▸ YOUR TASK
Could you reproduce the material below word for word, from its first line down to and including the line that contains "previous-slide-icon[interactable]: ▲ [1269, 613, 1276, 622]"?
'''
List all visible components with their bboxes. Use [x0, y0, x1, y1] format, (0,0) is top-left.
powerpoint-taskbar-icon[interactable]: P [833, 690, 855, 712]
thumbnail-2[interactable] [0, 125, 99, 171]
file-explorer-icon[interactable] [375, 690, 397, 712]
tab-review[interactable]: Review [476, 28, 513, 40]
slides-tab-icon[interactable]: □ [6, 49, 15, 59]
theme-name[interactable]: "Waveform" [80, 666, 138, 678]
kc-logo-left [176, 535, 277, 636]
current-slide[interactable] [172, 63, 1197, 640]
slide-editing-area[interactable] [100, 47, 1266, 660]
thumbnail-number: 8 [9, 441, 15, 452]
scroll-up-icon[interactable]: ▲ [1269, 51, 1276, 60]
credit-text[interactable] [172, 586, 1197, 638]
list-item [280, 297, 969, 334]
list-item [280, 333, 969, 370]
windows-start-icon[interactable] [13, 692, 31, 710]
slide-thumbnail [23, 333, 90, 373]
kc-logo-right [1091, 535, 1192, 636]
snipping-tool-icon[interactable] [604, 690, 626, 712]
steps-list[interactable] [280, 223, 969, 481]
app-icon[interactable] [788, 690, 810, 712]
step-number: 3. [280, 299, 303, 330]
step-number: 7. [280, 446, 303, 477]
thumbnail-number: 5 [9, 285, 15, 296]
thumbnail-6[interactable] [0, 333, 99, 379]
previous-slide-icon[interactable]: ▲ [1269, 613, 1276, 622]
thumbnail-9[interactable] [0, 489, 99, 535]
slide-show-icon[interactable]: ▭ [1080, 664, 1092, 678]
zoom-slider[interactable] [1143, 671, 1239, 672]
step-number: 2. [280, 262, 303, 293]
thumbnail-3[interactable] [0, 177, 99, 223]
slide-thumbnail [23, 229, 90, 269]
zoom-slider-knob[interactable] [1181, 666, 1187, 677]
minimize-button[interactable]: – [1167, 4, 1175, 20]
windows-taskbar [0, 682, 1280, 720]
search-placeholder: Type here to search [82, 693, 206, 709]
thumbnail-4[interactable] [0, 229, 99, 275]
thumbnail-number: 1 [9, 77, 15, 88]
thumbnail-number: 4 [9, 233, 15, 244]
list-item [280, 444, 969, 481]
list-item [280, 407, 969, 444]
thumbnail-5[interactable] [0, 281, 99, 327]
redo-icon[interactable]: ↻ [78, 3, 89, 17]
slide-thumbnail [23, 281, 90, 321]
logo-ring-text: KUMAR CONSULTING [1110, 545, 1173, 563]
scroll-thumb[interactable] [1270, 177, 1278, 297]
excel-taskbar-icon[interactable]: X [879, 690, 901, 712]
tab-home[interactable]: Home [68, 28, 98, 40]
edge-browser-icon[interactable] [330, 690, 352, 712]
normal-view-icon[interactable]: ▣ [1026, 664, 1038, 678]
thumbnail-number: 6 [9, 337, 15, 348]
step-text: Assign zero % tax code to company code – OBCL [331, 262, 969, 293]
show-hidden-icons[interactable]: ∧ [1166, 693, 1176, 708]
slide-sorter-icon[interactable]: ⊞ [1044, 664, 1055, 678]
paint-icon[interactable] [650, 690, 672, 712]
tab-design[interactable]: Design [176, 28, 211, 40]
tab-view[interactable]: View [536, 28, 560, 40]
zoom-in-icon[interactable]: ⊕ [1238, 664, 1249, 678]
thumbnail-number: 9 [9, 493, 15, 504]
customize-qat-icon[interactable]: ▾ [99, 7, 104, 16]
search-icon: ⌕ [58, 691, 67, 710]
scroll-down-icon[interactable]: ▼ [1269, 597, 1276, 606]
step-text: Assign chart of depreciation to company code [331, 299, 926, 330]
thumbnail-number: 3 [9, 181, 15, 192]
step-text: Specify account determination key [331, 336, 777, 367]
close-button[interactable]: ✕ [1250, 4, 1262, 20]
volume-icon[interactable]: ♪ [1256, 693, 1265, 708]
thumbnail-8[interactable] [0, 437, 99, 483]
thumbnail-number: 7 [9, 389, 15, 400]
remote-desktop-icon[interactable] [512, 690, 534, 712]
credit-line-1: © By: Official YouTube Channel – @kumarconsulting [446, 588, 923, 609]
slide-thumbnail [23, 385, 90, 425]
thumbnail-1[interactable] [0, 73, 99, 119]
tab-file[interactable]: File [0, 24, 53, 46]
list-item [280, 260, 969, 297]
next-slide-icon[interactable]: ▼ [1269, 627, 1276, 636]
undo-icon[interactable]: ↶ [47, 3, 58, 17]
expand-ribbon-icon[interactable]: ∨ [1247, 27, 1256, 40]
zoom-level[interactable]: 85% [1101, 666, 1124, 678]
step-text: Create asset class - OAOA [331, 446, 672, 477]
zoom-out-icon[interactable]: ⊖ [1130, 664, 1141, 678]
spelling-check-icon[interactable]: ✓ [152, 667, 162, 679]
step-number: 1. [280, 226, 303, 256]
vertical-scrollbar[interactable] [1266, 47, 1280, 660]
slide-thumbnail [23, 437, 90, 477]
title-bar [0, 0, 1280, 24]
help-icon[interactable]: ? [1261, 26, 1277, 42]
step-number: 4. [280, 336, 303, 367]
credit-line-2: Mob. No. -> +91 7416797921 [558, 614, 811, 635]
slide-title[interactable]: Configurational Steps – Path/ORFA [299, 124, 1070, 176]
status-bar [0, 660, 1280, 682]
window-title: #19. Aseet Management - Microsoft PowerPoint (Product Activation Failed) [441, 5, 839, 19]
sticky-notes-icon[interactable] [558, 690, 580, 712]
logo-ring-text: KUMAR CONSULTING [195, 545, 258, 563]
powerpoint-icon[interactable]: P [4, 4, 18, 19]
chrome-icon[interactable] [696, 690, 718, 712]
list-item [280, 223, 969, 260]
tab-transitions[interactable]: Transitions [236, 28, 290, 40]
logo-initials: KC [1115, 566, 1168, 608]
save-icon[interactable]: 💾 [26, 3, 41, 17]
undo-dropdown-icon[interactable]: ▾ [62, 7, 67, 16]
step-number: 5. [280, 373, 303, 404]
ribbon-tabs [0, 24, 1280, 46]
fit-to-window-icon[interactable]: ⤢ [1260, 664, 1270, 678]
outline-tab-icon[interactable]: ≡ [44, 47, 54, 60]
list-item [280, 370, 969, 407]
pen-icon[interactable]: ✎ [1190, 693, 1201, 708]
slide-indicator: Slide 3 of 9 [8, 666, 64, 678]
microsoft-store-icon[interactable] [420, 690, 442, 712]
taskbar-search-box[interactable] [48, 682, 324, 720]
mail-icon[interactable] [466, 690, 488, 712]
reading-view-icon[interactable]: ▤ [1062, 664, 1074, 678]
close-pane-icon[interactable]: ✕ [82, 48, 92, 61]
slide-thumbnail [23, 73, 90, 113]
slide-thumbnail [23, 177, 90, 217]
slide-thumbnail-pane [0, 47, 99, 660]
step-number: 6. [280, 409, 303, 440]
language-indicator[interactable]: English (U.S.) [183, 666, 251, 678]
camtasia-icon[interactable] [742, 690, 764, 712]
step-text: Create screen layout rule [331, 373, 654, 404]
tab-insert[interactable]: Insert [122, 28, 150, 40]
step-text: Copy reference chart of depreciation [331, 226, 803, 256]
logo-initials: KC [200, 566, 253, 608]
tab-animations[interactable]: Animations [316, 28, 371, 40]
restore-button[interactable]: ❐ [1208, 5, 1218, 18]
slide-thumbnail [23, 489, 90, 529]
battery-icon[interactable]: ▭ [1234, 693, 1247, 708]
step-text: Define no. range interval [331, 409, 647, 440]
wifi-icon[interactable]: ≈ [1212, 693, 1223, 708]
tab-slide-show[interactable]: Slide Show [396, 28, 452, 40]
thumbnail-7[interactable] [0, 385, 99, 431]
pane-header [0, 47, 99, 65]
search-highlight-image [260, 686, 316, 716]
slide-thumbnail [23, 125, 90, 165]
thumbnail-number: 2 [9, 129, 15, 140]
'''
▸ SOLUTION TO THE EXERCISE
List all visible components with their bboxes. Use [x0, y0, x1, y1] format, (0,0) is top-left.
powerpoint-taskbar-icon[interactable]: P [833, 690, 855, 712]
thumbnail-2[interactable] [0, 125, 99, 171]
file-explorer-icon[interactable] [375, 690, 397, 712]
tab-review[interactable]: Review [476, 28, 513, 40]
slides-tab-icon[interactable]: □ [6, 49, 15, 59]
theme-name[interactable]: "Waveform" [80, 666, 138, 678]
kc-logo-left [176, 535, 277, 636]
current-slide[interactable] [172, 63, 1197, 640]
slide-editing-area[interactable] [100, 47, 1266, 660]
thumbnail-number: 8 [9, 441, 15, 452]
scroll-up-icon[interactable]: ▲ [1269, 51, 1276, 60]
credit-text[interactable] [172, 586, 1197, 638]
list-item [280, 297, 969, 334]
list-item [280, 333, 969, 370]
windows-start-icon[interactable] [13, 692, 31, 710]
slide-thumbnail [23, 333, 90, 373]
kc-logo-right [1091, 535, 1192, 636]
snipping-tool-icon[interactable] [604, 690, 626, 712]
steps-list[interactable] [280, 223, 969, 481]
app-icon[interactable] [788, 690, 810, 712]
step-number: 3. [280, 299, 303, 330]
step-number: 7. [280, 446, 303, 477]
thumbnail-number: 5 [9, 285, 15, 296]
thumbnail-6[interactable] [0, 333, 99, 379]
previous-slide-icon[interactable]: ▲ [1269, 613, 1276, 622]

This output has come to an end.